WHAT YOU NEED TO DO
Pick out each line below containing "Claim".

Stored entries:
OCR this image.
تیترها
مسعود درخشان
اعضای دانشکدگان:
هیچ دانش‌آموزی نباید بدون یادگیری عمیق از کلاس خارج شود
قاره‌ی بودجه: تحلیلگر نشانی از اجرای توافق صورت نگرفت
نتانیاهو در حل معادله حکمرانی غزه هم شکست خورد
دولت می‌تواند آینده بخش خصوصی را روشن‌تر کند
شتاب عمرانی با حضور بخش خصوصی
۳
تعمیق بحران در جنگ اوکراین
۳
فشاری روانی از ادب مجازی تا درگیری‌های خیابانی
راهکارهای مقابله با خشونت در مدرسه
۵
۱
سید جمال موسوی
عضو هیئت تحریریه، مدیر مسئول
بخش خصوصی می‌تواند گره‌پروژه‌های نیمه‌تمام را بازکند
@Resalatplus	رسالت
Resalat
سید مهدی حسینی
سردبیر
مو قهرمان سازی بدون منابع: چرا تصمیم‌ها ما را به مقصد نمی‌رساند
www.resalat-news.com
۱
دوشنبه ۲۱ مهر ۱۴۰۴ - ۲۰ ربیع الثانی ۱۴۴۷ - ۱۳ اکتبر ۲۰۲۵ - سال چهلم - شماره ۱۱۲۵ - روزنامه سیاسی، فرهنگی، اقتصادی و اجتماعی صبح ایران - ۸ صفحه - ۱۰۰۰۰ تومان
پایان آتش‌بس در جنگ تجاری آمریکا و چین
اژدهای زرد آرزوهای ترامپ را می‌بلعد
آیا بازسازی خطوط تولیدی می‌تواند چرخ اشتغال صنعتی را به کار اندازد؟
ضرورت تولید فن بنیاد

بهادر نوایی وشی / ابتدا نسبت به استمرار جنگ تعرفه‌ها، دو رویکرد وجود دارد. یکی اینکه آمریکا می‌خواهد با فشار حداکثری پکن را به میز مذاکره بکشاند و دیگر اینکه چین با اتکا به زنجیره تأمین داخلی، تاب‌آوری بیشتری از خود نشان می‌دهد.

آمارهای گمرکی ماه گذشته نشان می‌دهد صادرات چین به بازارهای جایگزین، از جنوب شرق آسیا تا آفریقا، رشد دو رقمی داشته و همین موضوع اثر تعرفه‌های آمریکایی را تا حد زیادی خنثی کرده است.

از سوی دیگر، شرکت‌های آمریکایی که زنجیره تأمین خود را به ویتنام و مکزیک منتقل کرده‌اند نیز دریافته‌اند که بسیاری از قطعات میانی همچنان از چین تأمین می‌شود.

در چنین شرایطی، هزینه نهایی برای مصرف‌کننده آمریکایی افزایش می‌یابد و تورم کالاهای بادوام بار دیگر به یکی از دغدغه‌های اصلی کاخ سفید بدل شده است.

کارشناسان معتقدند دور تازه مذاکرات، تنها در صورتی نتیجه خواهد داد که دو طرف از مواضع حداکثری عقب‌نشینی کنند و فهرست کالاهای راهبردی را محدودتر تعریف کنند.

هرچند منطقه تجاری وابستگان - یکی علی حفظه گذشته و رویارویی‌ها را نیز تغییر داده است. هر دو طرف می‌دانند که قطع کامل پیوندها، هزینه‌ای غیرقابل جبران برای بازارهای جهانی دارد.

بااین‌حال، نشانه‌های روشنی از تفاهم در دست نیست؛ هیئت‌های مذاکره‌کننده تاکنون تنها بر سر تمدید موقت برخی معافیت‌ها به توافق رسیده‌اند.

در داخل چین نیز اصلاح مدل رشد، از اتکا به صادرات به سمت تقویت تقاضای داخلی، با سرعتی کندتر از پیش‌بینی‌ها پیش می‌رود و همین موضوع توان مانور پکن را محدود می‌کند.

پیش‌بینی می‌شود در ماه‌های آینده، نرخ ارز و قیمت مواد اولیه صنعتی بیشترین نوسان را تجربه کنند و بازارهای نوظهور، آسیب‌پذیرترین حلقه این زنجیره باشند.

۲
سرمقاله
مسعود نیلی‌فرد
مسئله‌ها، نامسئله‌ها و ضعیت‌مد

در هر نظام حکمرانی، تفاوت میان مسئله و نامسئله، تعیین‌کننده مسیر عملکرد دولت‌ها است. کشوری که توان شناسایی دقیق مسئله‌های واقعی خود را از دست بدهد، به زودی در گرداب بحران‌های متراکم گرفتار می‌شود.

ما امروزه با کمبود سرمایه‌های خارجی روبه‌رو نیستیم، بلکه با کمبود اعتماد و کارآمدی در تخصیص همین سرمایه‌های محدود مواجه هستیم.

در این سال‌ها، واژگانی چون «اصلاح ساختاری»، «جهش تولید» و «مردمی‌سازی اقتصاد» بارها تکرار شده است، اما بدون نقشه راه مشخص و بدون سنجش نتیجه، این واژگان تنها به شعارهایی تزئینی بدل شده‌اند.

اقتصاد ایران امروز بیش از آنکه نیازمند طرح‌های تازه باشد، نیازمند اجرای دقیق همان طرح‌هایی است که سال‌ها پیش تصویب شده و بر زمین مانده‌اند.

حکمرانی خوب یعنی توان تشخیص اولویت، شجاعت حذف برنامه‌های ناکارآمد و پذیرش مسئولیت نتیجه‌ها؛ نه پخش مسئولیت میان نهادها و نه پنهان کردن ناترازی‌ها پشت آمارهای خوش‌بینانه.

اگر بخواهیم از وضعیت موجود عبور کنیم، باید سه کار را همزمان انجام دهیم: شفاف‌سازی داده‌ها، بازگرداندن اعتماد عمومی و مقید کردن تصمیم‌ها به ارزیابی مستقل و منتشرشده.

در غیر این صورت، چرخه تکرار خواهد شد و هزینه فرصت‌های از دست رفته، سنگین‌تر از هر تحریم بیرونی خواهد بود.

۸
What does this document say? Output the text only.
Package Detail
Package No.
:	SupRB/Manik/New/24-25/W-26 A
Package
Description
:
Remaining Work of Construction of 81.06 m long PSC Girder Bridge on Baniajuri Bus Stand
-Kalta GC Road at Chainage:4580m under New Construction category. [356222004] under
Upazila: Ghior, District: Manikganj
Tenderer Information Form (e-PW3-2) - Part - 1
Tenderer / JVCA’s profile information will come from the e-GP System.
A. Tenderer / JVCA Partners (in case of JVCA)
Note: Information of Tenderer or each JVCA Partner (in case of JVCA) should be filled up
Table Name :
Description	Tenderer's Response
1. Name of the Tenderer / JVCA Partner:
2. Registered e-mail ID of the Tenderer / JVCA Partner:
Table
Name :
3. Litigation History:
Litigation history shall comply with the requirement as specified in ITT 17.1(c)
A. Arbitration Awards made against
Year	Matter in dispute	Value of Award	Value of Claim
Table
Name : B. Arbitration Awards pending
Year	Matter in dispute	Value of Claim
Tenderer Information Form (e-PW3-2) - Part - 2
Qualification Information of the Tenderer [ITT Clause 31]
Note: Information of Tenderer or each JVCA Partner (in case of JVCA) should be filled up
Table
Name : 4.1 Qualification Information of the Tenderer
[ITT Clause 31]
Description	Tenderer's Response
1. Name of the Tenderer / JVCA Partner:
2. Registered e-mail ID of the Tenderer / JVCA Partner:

TASK RESULT
Year	Matter in dispute	Value of Award	Value of Claim
Year	Matter in dispute	Value of Claim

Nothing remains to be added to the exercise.